Transcribe all of the material below line by line, without changing anything, and leave the pictures out of your answer.
--- --- ---
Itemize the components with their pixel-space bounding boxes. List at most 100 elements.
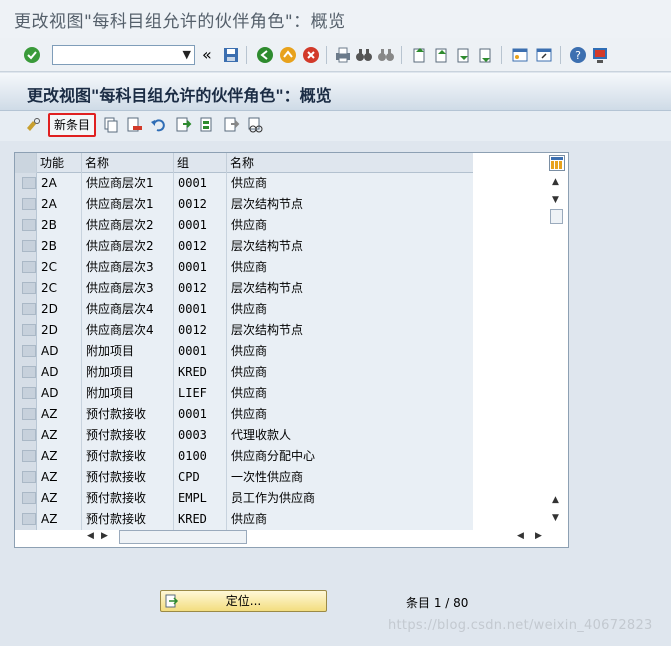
- deselect-all-icon[interactable]: [222, 116, 240, 134]
- cell-name[interactable]: 供应商层次2: [82, 215, 174, 236]
- cell-function[interactable]: 2B: [37, 236, 82, 257]
- row-selector[interactable]: [15, 362, 37, 383]
- cell-group[interactable]: KRED: [174, 362, 227, 383]
- cell-group-name[interactable]: 供应商: [227, 173, 473, 194]
- scroll-down-icon[interactable]: ▼: [552, 195, 559, 205]
- row-selector[interactable]: [15, 236, 37, 257]
- cell-function[interactable]: 2A: [37, 194, 82, 215]
- copy-as-icon[interactable]: [102, 116, 120, 134]
- cell-group-name[interactable]: 层次结构节点: [227, 320, 473, 341]
- cell-name[interactable]: 预付款接收: [82, 404, 174, 425]
- table-row[interactable]: AZ 预付款接收 0001 供应商: [15, 404, 473, 425]
- cell-name[interactable]: 供应商层次3: [82, 278, 174, 299]
- row-selector[interactable]: [15, 194, 37, 215]
- new-session-icon[interactable]: [511, 46, 529, 64]
- row-selector[interactable]: [15, 215, 37, 236]
- table-row[interactable]: 2A 供应商层次1 0012 层次结构节点: [15, 194, 473, 215]
- cell-group-name[interactable]: 层次结构节点: [227, 236, 473, 257]
- row-selector[interactable]: [15, 257, 37, 278]
- cell-name[interactable]: 供应商层次3: [82, 257, 174, 278]
- table-row[interactable]: AZ 预付款接收 EMPL 员工作为供应商: [15, 488, 473, 509]
- cell-name[interactable]: 供应商层次1: [82, 194, 174, 215]
- select-all-column-header[interactable]: [15, 153, 37, 173]
- cell-group[interactable]: 0012: [174, 320, 227, 341]
- cell-name[interactable]: 预付款接收: [82, 425, 174, 446]
- table-row[interactable]: AD 附加项目 0001 供应商: [15, 341, 473, 362]
- print-icon[interactable]: [334, 46, 352, 64]
- table-row[interactable]: 2C 供应商层次3 0012 层次结构节点: [15, 278, 473, 299]
- cell-function[interactable]: AZ: [37, 446, 82, 467]
- cell-group[interactable]: 0012: [174, 236, 227, 257]
- row-selector[interactable]: [15, 509, 37, 530]
- cell-group[interactable]: 0001: [174, 299, 227, 320]
- cell-name[interactable]: 供应商层次4: [82, 299, 174, 320]
- table-row[interactable]: 2D 供应商层次4 0001 供应商: [15, 299, 473, 320]
- enter-icon[interactable]: [23, 46, 41, 64]
- row-selector[interactable]: [15, 173, 37, 194]
- cell-group[interactable]: 0001: [174, 215, 227, 236]
- cell-group-name[interactable]: 代理收款人: [227, 425, 473, 446]
- exit-icon[interactable]: [279, 46, 297, 64]
- horizontal-scrollbar[interactable]: ◀ ▶ ◀ ▶: [85, 529, 555, 545]
- row-selector[interactable]: [15, 383, 37, 404]
- cell-name[interactable]: 附加项目: [82, 362, 174, 383]
- glasses-icon[interactable]: [246, 116, 264, 134]
- cell-group[interactable]: 0003: [174, 425, 227, 446]
- cell-group-name[interactable]: 供应商: [227, 509, 473, 530]
- cell-name[interactable]: 附加项目: [82, 383, 174, 404]
- cell-group[interactable]: 0012: [174, 194, 227, 215]
- table-row[interactable]: AD 附加项目 LIEF 供应商: [15, 383, 473, 404]
- column-header-group[interactable]: 组: [174, 153, 227, 173]
- cell-name[interactable]: 供应商层次4: [82, 320, 174, 341]
- cell-group[interactable]: 0012: [174, 278, 227, 299]
- scroll-up-icon[interactable]: ▲: [552, 177, 559, 187]
- scroll-right-icon[interactable]: ▶: [535, 531, 542, 541]
- cell-group[interactable]: 0100: [174, 446, 227, 467]
- cell-function[interactable]: 2C: [37, 257, 82, 278]
- column-settings-icon[interactable]: [549, 155, 565, 171]
- scroll-right-icon[interactable]: ▶: [101, 531, 108, 541]
- chevron-down-icon[interactable]: ▼: [183, 48, 191, 61]
- cell-function[interactable]: 2C: [37, 278, 82, 299]
- new-entries-button[interactable]: 新条目: [48, 113, 96, 137]
- table-row[interactable]: AD 附加项目 KRED 供应商: [15, 362, 473, 383]
- row-selector[interactable]: [15, 278, 37, 299]
- cell-group-name[interactable]: 供应商: [227, 341, 473, 362]
- cell-group-name[interactable]: 供应商: [227, 383, 473, 404]
- cell-function[interactable]: AZ: [37, 488, 82, 509]
- scroll-down-icon[interactable]: ▼: [552, 513, 559, 523]
- cell-function[interactable]: AZ: [37, 467, 82, 488]
- find-next-icon[interactable]: [377, 46, 395, 64]
- cell-group-name[interactable]: 层次结构节点: [227, 278, 473, 299]
- table-row[interactable]: 2A 供应商层次1 0001 供应商: [15, 173, 473, 194]
- next-page-icon[interactable]: [455, 46, 473, 64]
- scroll-left-icon[interactable]: ◀: [517, 531, 524, 541]
- cell-name[interactable]: 附加项目: [82, 341, 174, 362]
- cell-name[interactable]: 供应商层次1: [82, 173, 174, 194]
- cell-group[interactable]: 0001: [174, 404, 227, 425]
- row-selector[interactable]: [15, 299, 37, 320]
- cell-function[interactable]: 2A: [37, 173, 82, 194]
- cell-group-name[interactable]: 一次性供应商: [227, 467, 473, 488]
- cell-function[interactable]: 2B: [37, 215, 82, 236]
- table-row[interactable]: AZ 预付款接收 KRED 供应商: [15, 509, 473, 530]
- cell-function[interactable]: AZ: [37, 404, 82, 425]
- display-change-icon[interactable]: [24, 116, 42, 134]
- column-header-group-name[interactable]: 名称: [227, 153, 473, 173]
- row-selector[interactable]: [15, 467, 37, 488]
- table-row[interactable]: 2D 供应商层次4 0012 层次结构节点: [15, 320, 473, 341]
- cell-group-name[interactable]: 供应商: [227, 299, 473, 320]
- cell-name[interactable]: 预付款接收: [82, 446, 174, 467]
- row-selector[interactable]: [15, 446, 37, 467]
- table-row[interactable]: 2B 供应商层次2 0012 层次结构节点: [15, 236, 473, 257]
- cell-group-name[interactable]: 员工作为供应商: [227, 488, 473, 509]
- row-selector[interactable]: [15, 341, 37, 362]
- cell-function[interactable]: AZ: [37, 425, 82, 446]
- cell-group[interactable]: 0001: [174, 173, 227, 194]
- cell-name[interactable]: 供应商层次2: [82, 236, 174, 257]
- column-header-name[interactable]: 名称: [82, 153, 174, 173]
- back-icon[interactable]: «: [202, 46, 220, 64]
- cell-name[interactable]: 预付款接收: [82, 467, 174, 488]
- help-icon[interactable]: ?: [569, 46, 587, 64]
- customize-icon[interactable]: [591, 46, 609, 64]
--- --- ---
Solution to the exercise =>
Itemize the components with their pixel-space bounding boxes. List at most 100 elements.
- deselect-all-icon[interactable]: [222, 116, 240, 134]
- cell-name[interactable]: 供应商层次2: [82, 215, 174, 236]
- cell-function[interactable]: 2B: [37, 236, 82, 257]
- row-selector[interactable]: [15, 362, 37, 383]
- cell-group[interactable]: KRED: [174, 362, 227, 383]
- cell-group-name[interactable]: 供应商: [227, 173, 473, 194]
- scroll-down-icon[interactable]: ▼: [552, 195, 559, 205]
- row-selector[interactable]: [15, 236, 37, 257]
- cell-function[interactable]: 2A: [37, 194, 82, 215]
- copy-as-icon[interactable]: [102, 116, 120, 134]
- cell-group-name[interactable]: 层次结构节点: [227, 320, 473, 341]
- cell-name[interactable]: 预付款接收: [82, 404, 174, 425]
- table-row[interactable]: AZ 预付款接收 0001 供应商: [15, 404, 473, 425]
- cell-name[interactable]: 供应商层次3: [82, 278, 174, 299]
- row-selector[interactable]: [15, 194, 37, 215]
- new-session-icon[interactable]: [511, 46, 529, 64]
- row-selector[interactable]: [15, 215, 37, 236]
- table-row[interactable]: 2A 供应商层次1 0012 层次结构节点: [15, 194, 473, 215]
- cell-group-name[interactable]: 层次结构节点: [227, 236, 473, 257]
- row-selector[interactable]: [15, 257, 37, 278]
- cell-name[interactable]: 供应商层次3: [82, 257, 174, 278]
- table-row[interactable]: AZ 预付款接收 EMPL 员工作为供应商: [15, 488, 473, 509]
- cell-name[interactable]: 供应商层次1: [82, 194, 174, 215]
- select-all-column-header[interactable]: [15, 153, 37, 173]
- cell-group[interactable]: 0012: [174, 320, 227, 341]
- cell-name[interactable]: 预付款接收: [82, 425, 174, 446]
- table-row[interactable]: AD 附加项目 0001 供应商: [15, 341, 473, 362]
- print-icon[interactable]: [334, 46, 352, 64]
- table-row[interactable]: 2C 供应商层次3 0012 层次结构节点: [15, 278, 473, 299]
- cell-function[interactable]: AZ: [37, 446, 82, 467]
- cell-group[interactable]: 0012: [174, 236, 227, 257]
- row-selector[interactable]: [15, 509, 37, 530]
- cell-group[interactable]: 0001: [174, 299, 227, 320]
- cell-name[interactable]: 供应商层次4: [82, 299, 174, 320]
- table-row[interactable]: 2D 供应商层次4 0001 供应商: [15, 299, 473, 320]
- enter-icon[interactable]: [23, 46, 41, 64]
- row-selector[interactable]: [15, 173, 37, 194]
- cell-group[interactable]: 0001: [174, 215, 227, 236]
- cell-group-name[interactable]: 代理收款人: [227, 425, 473, 446]
- exit-icon[interactable]: [279, 46, 297, 64]
- horizontal-scrollbar[interactable]: ◀ ▶ ◀ ▶: [85, 529, 555, 545]
- row-selector[interactable]: [15, 383, 37, 404]
- cell-name[interactable]: 附加项目: [82, 362, 174, 383]
- glasses-icon[interactable]: [246, 116, 264, 134]
- cell-group[interactable]: 0003: [174, 425, 227, 446]
- cell-group-name[interactable]: 供应商: [227, 509, 473, 530]
- cell-name[interactable]: 附加项目: [82, 383, 174, 404]
- cell-group[interactable]: 0012: [174, 194, 227, 215]
- table-row[interactable]: AD 附加项目 LIEF 供应商: [15, 383, 473, 404]
- column-header-group[interactable]: 组: [174, 153, 227, 173]
- cell-name[interactable]: 供应商层次4: [82, 320, 174, 341]
- cell-group[interactable]: 0012: [174, 278, 227, 299]
- scroll-up-icon[interactable]: ▲: [552, 177, 559, 187]
- scroll-right-icon[interactable]: ▶: [535, 531, 542, 541]
- cell-group[interactable]: 0100: [174, 446, 227, 467]
- cell-function[interactable]: 2C: [37, 257, 82, 278]
- column-settings-icon[interactable]: [549, 155, 565, 171]
- scroll-right-icon[interactable]: ▶: [101, 531, 108, 541]
- chevron-down-icon[interactable]: ▼: [183, 48, 191, 61]
- cell-function[interactable]: 2C: [37, 278, 82, 299]
- new-entries-button[interactable]: 新条目: [48, 113, 96, 137]
- table-row[interactable]: AD 附加项目 KRED 供应商: [15, 362, 473, 383]
- row-selector[interactable]: [15, 278, 37, 299]
- cell-group-name[interactable]: 供应商: [227, 341, 473, 362]
- cell-group-name[interactable]: 供应商: [227, 383, 473, 404]
- cell-function[interactable]: AZ: [37, 488, 82, 509]
- scroll-down-icon[interactable]: ▼: [552, 513, 559, 523]
- cell-function[interactable]: AZ: [37, 467, 82, 488]
- find-next-icon[interactable]: [377, 46, 395, 64]
- cell-group-name[interactable]: 层次结构节点: [227, 278, 473, 299]
- table-row[interactable]: 2A 供应商层次1 0001 供应商: [15, 173, 473, 194]
- next-page-icon[interactable]: [455, 46, 473, 64]
- scroll-left-icon[interactable]: ◀: [517, 531, 524, 541]
- cell-name[interactable]: 附加项目: [82, 341, 174, 362]
- cell-name[interactable]: 供应商层次1: [82, 173, 174, 194]
- cell-group[interactable]: 0001: [174, 404, 227, 425]
- row-selector[interactable]: [15, 299, 37, 320]
- cell-function[interactable]: 2A: [37, 173, 82, 194]
- cell-group-name[interactable]: 一次性供应商: [227, 467, 473, 488]
- cell-function[interactable]: 2B: [37, 215, 82, 236]
- table-row[interactable]: AZ 预付款接收 KRED 供应商: [15, 509, 473, 530]
- cell-function[interactable]: AZ: [37, 404, 82, 425]
- display-change-icon[interactable]: [24, 116, 42, 134]
- column-header-group-name[interactable]: 名称: [227, 153, 473, 173]
- row-selector[interactable]: [15, 467, 37, 488]
- table-row[interactable]: 2D 供应商层次4 0012 层次结构节点: [15, 320, 473, 341]
- cell-group-name[interactable]: 供应商: [227, 299, 473, 320]
- cell-name[interactable]: 预付款接收: [82, 446, 174, 467]
- row-selector[interactable]: [15, 446, 37, 467]
- table-row[interactable]: 2B 供应商层次2 0012 层次结构节点: [15, 236, 473, 257]
- cell-group-name[interactable]: 员工作为供应商: [227, 488, 473, 509]
- row-selector[interactable]: [15, 341, 37, 362]
- cell-function[interactable]: AZ: [37, 425, 82, 446]
- cell-group[interactable]: 0001: [174, 173, 227, 194]
- cell-name[interactable]: 供应商层次2: [82, 236, 174, 257]
- column-header-name[interactable]: 名称: [82, 153, 174, 173]
- back-icon[interactable]: «: [202, 46, 220, 64]
- cell-name[interactable]: 预付款接收: [82, 467, 174, 488]
- help-icon[interactable]: ?: [569, 46, 587, 64]
- customize-icon[interactable]: [591, 46, 609, 64]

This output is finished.